----- INFORMATION SUPPLIED
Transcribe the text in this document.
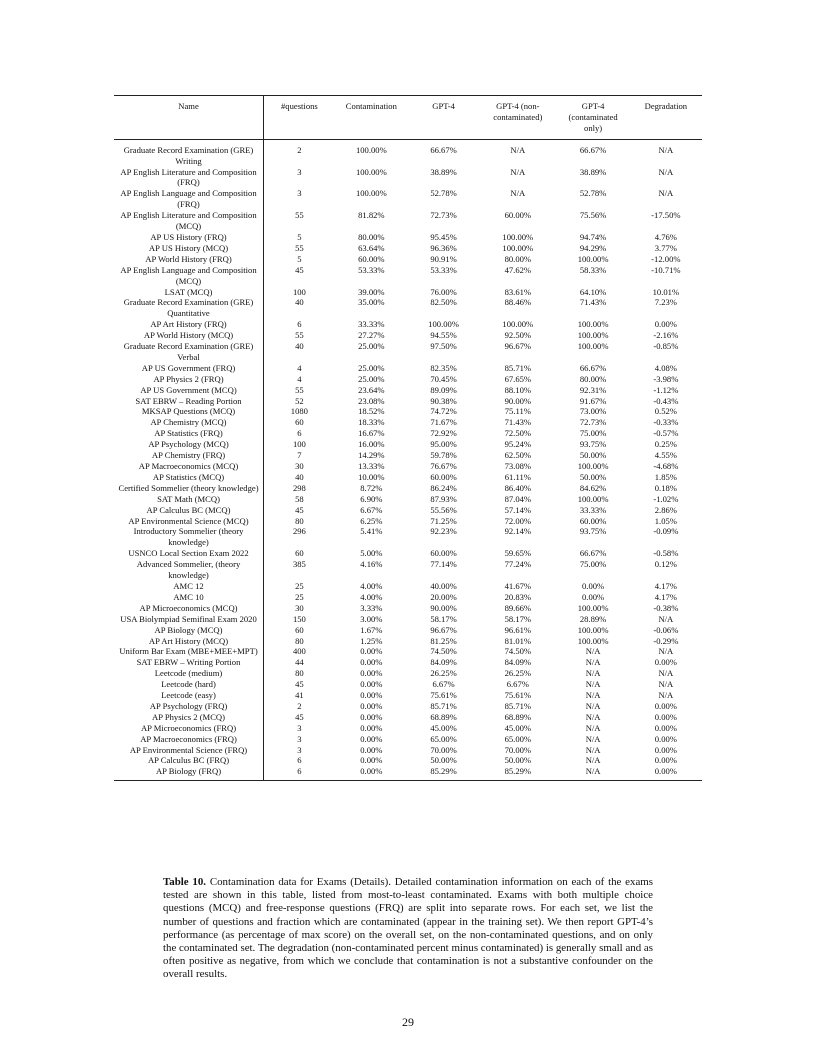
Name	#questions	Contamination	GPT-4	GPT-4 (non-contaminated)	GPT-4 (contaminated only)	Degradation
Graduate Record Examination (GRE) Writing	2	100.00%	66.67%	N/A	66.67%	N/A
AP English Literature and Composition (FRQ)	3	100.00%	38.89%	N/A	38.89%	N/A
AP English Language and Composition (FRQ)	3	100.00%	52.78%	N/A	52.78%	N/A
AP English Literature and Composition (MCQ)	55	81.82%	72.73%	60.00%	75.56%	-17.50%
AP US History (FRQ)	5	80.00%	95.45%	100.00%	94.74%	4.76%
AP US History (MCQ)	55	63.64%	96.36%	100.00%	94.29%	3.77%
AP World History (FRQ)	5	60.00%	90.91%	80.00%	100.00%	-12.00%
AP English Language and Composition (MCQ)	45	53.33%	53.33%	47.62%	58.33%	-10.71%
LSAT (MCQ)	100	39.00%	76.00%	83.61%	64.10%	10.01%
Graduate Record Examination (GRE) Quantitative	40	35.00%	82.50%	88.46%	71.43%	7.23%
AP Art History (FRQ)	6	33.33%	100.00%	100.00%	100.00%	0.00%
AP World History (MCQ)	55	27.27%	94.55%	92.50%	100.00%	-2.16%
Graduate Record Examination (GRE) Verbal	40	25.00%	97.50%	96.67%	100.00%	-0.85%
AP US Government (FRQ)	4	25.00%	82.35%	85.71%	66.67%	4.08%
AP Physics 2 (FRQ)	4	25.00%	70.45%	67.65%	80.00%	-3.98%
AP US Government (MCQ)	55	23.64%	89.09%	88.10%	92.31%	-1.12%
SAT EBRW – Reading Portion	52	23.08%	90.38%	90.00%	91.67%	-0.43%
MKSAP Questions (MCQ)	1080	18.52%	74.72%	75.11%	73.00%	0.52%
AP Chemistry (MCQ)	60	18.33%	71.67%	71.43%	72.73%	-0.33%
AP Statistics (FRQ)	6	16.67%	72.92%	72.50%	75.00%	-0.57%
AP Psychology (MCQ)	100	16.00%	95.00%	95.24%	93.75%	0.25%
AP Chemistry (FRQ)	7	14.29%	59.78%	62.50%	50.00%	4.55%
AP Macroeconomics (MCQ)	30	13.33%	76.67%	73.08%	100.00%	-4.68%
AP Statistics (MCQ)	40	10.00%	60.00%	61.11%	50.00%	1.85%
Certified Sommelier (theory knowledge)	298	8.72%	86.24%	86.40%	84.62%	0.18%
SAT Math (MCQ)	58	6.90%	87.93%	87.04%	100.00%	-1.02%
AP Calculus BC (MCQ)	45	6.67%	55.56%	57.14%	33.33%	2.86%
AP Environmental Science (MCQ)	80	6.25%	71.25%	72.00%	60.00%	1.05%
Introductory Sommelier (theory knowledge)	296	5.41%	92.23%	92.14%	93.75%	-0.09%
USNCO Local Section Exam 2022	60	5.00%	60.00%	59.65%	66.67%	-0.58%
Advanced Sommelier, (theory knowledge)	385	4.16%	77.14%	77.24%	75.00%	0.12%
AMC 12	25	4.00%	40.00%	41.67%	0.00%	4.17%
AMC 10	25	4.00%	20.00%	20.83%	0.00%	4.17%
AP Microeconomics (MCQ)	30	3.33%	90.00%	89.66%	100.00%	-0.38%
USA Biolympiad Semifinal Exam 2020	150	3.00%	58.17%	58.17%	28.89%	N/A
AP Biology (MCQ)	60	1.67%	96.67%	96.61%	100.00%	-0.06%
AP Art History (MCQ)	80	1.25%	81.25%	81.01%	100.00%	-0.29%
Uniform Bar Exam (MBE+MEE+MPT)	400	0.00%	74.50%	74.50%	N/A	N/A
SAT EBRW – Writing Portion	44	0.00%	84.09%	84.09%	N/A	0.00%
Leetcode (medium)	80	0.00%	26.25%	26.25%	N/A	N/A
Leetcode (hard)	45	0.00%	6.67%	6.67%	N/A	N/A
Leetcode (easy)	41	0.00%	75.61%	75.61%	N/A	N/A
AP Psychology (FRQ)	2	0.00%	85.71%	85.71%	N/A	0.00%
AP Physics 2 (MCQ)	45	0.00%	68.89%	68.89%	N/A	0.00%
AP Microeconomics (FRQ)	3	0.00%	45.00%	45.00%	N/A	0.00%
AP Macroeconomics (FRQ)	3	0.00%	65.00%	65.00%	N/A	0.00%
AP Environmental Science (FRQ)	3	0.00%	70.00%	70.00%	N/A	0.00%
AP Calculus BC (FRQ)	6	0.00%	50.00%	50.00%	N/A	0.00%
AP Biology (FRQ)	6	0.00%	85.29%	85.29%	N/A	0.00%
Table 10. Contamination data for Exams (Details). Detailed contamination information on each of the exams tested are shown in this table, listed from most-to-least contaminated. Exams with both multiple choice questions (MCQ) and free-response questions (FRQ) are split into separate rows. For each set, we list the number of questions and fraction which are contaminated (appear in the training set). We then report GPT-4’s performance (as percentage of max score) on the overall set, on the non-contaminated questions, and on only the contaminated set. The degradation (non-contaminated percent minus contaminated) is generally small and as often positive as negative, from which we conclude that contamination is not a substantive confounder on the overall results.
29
----------
> _THE EXERCISE_
Each entry should be repeated exactly as it appears; the pictures stay out.

> _TASK SOLUTION_
Transcribe the text in this document.
Name	#questions	Contamination	GPT-4	GPT-4 (non-contaminated)	GPT-4 (contaminated only)	Degradation
Graduate Record Examination (GRE) Writing	2	100.00%	66.67%	N/A	66.67%	N/A
AP English Literature and Composition (FRQ)	3	100.00%	38.89%	N/A	38.89%	N/A
AP English Language and Composition (FRQ)	3	100.00%	52.78%	N/A	52.78%	N/A
AP English Literature and Composition (MCQ)	55	81.82%	72.73%	60.00%	75.56%	-17.50%
AP US History (FRQ)	5	80.00%	95.45%	100.00%	94.74%	4.76%
AP US History (MCQ)	55	63.64%	96.36%	100.00%	94.29%	3.77%
AP World History (FRQ)	5	60.00%	90.91%	80.00%	100.00%	-12.00%
AP English Language and Composition (MCQ)	45	53.33%	53.33%	47.62%	58.33%	-10.71%
LSAT (MCQ)	100	39.00%	76.00%	83.61%	64.10%	10.01%
Graduate Record Examination (GRE) Quantitative	40	35.00%	82.50%	88.46%	71.43%	7.23%
AP Art History (FRQ)	6	33.33%	100.00%	100.00%	100.00%	0.00%
AP World History (MCQ)	55	27.27%	94.55%	92.50%	100.00%	-2.16%
Graduate Record Examination (GRE) Verbal	40	25.00%	97.50%	96.67%	100.00%	-0.85%
AP US Government (FRQ)	4	25.00%	82.35%	85.71%	66.67%	4.08%
AP Physics 2 (FRQ)	4	25.00%	70.45%	67.65%	80.00%	-3.98%
AP US Government (MCQ)	55	23.64%	89.09%	88.10%	92.31%	-1.12%
SAT EBRW – Reading Portion	52	23.08%	90.38%	90.00%	91.67%	-0.43%
MKSAP Questions (MCQ)	1080	18.52%	74.72%	75.11%	73.00%	0.52%
AP Chemistry (MCQ)	60	18.33%	71.67%	71.43%	72.73%	-0.33%
AP Statistics (FRQ)	6	16.67%	72.92%	72.50%	75.00%	-0.57%
AP Psychology (MCQ)	100	16.00%	95.00%	95.24%	93.75%	0.25%
AP Chemistry (FRQ)	7	14.29%	59.78%	62.50%	50.00%	4.55%
AP Macroeconomics (MCQ)	30	13.33%	76.67%	73.08%	100.00%	-4.68%
AP Statistics (MCQ)	40	10.00%	60.00%	61.11%	50.00%	1.85%
Certified Sommelier (theory knowledge)	298	8.72%	86.24%	86.40%	84.62%	0.18%
SAT Math (MCQ)	58	6.90%	87.93%	87.04%	100.00%	-1.02%
AP Calculus BC (MCQ)	45	6.67%	55.56%	57.14%	33.33%	2.86%
AP Environmental Science (MCQ)	80	6.25%	71.25%	72.00%	60.00%	1.05%
Introductory Sommelier (theory knowledge)	296	5.41%	92.23%	92.14%	93.75%	-0.09%
USNCO Local Section Exam 2022	60	5.00%	60.00%	59.65%	66.67%	-0.58%
Advanced Sommelier, (theory knowledge)	385	4.16%	77.14%	77.24%	75.00%	0.12%
AMC 12	25	4.00%	40.00%	41.67%	0.00%	4.17%
AMC 10	25	4.00%	20.00%	20.83%	0.00%	4.17%
AP Microeconomics (MCQ)	30	3.33%	90.00%	89.66%	100.00%	-0.38%
USA Biolympiad Semifinal Exam 2020	150	3.00%	58.17%	58.17%	28.89%	N/A
AP Biology (MCQ)	60	1.67%	96.67%	96.61%	100.00%	-0.06%
AP Art History (MCQ)	80	1.25%	81.25%	81.01%	100.00%	-0.29%
Uniform Bar Exam (MBE+MEE+MPT)	400	0.00%	74.50%	74.50%	N/A	N/A
SAT EBRW – Writing Portion	44	0.00%	84.09%	84.09%	N/A	0.00%
Leetcode (medium)	80	0.00%	26.25%	26.25%	N/A	N/A
Leetcode (hard)	45	0.00%	6.67%	6.67%	N/A	N/A
Leetcode (easy)	41	0.00%	75.61%	75.61%	N/A	N/A
AP Psychology (FRQ)	2	0.00%	85.71%	85.71%	N/A	0.00%
AP Physics 2 (MCQ)	45	0.00%	68.89%	68.89%	N/A	0.00%
AP Microeconomics (FRQ)	3	0.00%	45.00%	45.00%	N/A	0.00%
AP Macroeconomics (FRQ)	3	0.00%	65.00%	65.00%	N/A	0.00%
AP Environmental Science (FRQ)	3	0.00%	70.00%	70.00%	N/A	0.00%
AP Calculus BC (FRQ)	6	0.00%	50.00%	50.00%	N/A	0.00%
AP Biology (FRQ)	6	0.00%	85.29%	85.29%	N/A	0.00%
Table 10. Contamination data for Exams (Details). Detailed contamination information on each of the exams tested are shown in this table, listed from most-to-least contaminated. Exams with both multiple choice questions (MCQ) and free-response questions (FRQ) are split into separate rows. For each set, we list the number of questions and fraction which are contaminated (appear in the training set). We then report GPT-4’s performance (as percentage of max score) on the overall set, on the non-contaminated questions, and on only the contaminated set. The degradation (non-contaminated percent minus contaminated) is generally small and as often positive as negative, from which we conclude that contamination is not a substantive confounder on the overall results.
29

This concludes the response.